EXERCISE DATA –
**********

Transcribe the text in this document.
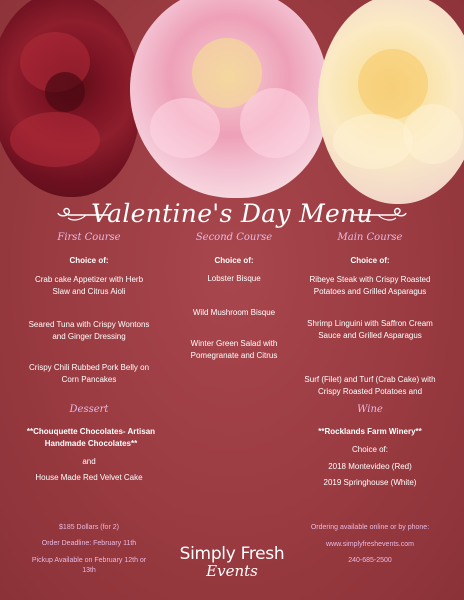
Valentine's Day Menu
First Course	Second Course	Main Course
Choice of:
Crab cake Appetizer with Herb Slaw and Citrus Aioli
Seared Tuna with Crispy Wontons and Ginger Dressing
Crispy Chili Rubbed Pork Belly on Corn Pancakes
Choice of:
Lobster Bisque
Wild Mushroom Bisque
Winter Green Salad with Pomegranate and Citrus
Choice of:
Ribeye Steak with Crispy Roasted Potatoes and Grilled Asparagus
Shrimp Linguini with Saffron Cream Sauce and Grilled Asparagus
Surf (Filet) and Turf (Crab Cake) with Crispy Roasted Potatoes and
Dessert
**Chouquette Chocolates- Artisan Handmade Chocolates**
and
House Made Red Velvet Cake
Wine
**Rocklands Farm Winery**
Choice of:
2018 Montevideo (Red)
2019 Springhouse (White)
$185 Dollars (for 2)
Order Deadline: February 11th
Pickup Available on February 12th or 13th
Ordering available online or by phone:
www.simplyfreshevents.com
240-685-2500
Simply Fresh
Events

**********

OBJECTIVE –
Every line of the data above should be quoted exactly. Omit the pictures.

EXERCISE RESPONSE –
Transcribe the text in this document.
Valentine's Day Menu
First Course	Second Course	Main Course
Choice of:
Crab cake Appetizer with Herb Slaw and Citrus Aioli
Seared Tuna with Crispy Wontons and Ginger Dressing
Crispy Chili Rubbed Pork Belly on Corn Pancakes
Choice of:
Lobster Bisque
Wild Mushroom Bisque
Winter Green Salad with Pomegranate and Citrus
Choice of:
Ribeye Steak with Crispy Roasted Potatoes and Grilled Asparagus
Shrimp Linguini with Saffron Cream Sauce and Grilled Asparagus
Surf (Filet) and Turf (Crab Cake) with Crispy Roasted Potatoes and
Dessert
**Chouquette Chocolates- Artisan Handmade Chocolates**
and
House Made Red Velvet Cake
Wine
**Rocklands Farm Winery**
Choice of:
2018 Montevideo (Red)
2019 Springhouse (White)
$185 Dollars (for 2)
Order Deadline: February 11th
Pickup Available on February 12th or 13th
Ordering available online or by phone:
www.simplyfreshevents.com
240-685-2500
Simply Fresh
Events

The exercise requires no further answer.